> Set task: Check each line of the listing, and copy it if it contains the word "VEÍCULOS".

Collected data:

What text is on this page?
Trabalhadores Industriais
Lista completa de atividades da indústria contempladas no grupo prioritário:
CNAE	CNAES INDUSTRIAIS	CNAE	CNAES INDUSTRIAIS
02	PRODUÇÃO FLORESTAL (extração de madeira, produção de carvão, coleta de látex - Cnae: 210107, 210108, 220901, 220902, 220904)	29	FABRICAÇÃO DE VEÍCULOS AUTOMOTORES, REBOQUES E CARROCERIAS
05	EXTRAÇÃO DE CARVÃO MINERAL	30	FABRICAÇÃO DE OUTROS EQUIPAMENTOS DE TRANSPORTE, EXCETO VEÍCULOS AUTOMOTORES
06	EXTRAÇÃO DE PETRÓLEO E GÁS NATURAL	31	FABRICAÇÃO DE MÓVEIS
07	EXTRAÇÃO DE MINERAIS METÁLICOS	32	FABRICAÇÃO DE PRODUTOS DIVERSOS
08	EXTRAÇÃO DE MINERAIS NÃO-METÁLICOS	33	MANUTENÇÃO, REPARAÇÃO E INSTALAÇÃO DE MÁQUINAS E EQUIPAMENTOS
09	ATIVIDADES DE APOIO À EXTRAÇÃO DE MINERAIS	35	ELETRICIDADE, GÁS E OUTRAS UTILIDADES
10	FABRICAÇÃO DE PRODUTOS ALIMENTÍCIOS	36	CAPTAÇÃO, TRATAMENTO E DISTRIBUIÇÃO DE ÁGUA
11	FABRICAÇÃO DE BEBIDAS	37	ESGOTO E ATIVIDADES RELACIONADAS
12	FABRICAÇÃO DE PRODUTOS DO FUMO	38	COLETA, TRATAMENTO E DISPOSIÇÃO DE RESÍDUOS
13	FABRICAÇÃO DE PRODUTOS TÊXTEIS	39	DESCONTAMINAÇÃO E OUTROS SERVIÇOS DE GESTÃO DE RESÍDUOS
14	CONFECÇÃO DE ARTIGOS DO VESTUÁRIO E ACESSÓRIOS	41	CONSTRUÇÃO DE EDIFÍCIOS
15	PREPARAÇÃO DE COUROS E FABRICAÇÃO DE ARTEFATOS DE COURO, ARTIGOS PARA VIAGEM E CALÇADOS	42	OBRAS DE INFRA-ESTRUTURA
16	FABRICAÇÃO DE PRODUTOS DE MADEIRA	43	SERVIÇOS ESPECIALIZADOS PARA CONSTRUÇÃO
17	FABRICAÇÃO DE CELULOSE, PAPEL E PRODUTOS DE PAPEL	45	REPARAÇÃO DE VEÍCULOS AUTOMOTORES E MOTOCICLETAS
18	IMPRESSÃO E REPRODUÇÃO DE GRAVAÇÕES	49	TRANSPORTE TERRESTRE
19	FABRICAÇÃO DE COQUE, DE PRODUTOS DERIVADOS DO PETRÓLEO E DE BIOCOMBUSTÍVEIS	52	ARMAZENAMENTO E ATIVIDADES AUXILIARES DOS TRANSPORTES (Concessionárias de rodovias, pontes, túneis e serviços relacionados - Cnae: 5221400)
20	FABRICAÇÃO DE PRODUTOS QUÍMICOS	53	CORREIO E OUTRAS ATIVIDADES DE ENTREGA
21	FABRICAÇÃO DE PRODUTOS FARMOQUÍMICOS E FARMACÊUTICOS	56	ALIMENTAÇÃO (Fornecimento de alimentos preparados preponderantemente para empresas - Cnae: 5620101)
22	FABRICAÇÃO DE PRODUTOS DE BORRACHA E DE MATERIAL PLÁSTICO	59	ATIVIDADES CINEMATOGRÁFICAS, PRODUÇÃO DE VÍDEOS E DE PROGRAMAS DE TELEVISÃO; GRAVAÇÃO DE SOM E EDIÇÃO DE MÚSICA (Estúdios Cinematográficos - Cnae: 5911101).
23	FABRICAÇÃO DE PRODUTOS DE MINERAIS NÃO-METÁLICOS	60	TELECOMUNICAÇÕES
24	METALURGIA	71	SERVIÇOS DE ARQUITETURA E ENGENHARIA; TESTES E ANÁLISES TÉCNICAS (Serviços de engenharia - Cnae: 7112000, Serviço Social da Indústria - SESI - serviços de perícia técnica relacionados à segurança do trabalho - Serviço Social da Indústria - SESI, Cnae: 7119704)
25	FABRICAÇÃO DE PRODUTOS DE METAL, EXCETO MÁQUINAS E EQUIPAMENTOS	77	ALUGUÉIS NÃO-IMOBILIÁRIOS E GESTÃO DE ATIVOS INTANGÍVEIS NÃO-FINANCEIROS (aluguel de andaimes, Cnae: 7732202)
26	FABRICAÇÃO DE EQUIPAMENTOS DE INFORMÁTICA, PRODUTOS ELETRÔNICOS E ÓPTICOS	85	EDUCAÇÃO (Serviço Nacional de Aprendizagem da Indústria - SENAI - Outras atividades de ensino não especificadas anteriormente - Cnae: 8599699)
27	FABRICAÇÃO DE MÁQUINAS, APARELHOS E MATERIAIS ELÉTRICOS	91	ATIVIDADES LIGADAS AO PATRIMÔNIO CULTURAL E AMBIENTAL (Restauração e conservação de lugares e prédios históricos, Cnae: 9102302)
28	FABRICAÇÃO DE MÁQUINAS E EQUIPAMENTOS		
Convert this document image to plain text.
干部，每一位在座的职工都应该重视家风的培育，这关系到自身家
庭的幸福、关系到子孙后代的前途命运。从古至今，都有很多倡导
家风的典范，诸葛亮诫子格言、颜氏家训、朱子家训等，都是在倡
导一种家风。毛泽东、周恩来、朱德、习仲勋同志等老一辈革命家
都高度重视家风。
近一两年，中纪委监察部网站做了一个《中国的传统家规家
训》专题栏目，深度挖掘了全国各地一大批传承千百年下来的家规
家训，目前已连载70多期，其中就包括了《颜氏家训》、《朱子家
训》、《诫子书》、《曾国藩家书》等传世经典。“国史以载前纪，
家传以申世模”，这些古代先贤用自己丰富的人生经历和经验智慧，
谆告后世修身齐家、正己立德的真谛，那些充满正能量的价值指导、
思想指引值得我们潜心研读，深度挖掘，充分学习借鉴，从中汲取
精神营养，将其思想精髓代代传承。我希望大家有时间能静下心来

> Written response:
02	PRODUÇÃO FLORESTAL (extração de madeira, produção de carvão, coleta de látex - Cnae: 210107, 210108, 220901, 220902, 220904)	29	FABRICAÇÃO DE VEÍCULOS AUTOMOTORES, REBOQUES E CARROCERIAS
05	EXTRAÇÃO DE CARVÃO MINERAL	30	FABRICAÇÃO DE OUTROS EQUIPAMENTOS DE TRANSPORTE, EXCETO VEÍCULOS AUTOMOTORES
17	FABRICAÇÃO DE CELULOSE, PAPEL E PRODUTOS DE PAPEL	45	REPARAÇÃO DE VEÍCULOS AUTOMOTORES E MOTOCICLETAS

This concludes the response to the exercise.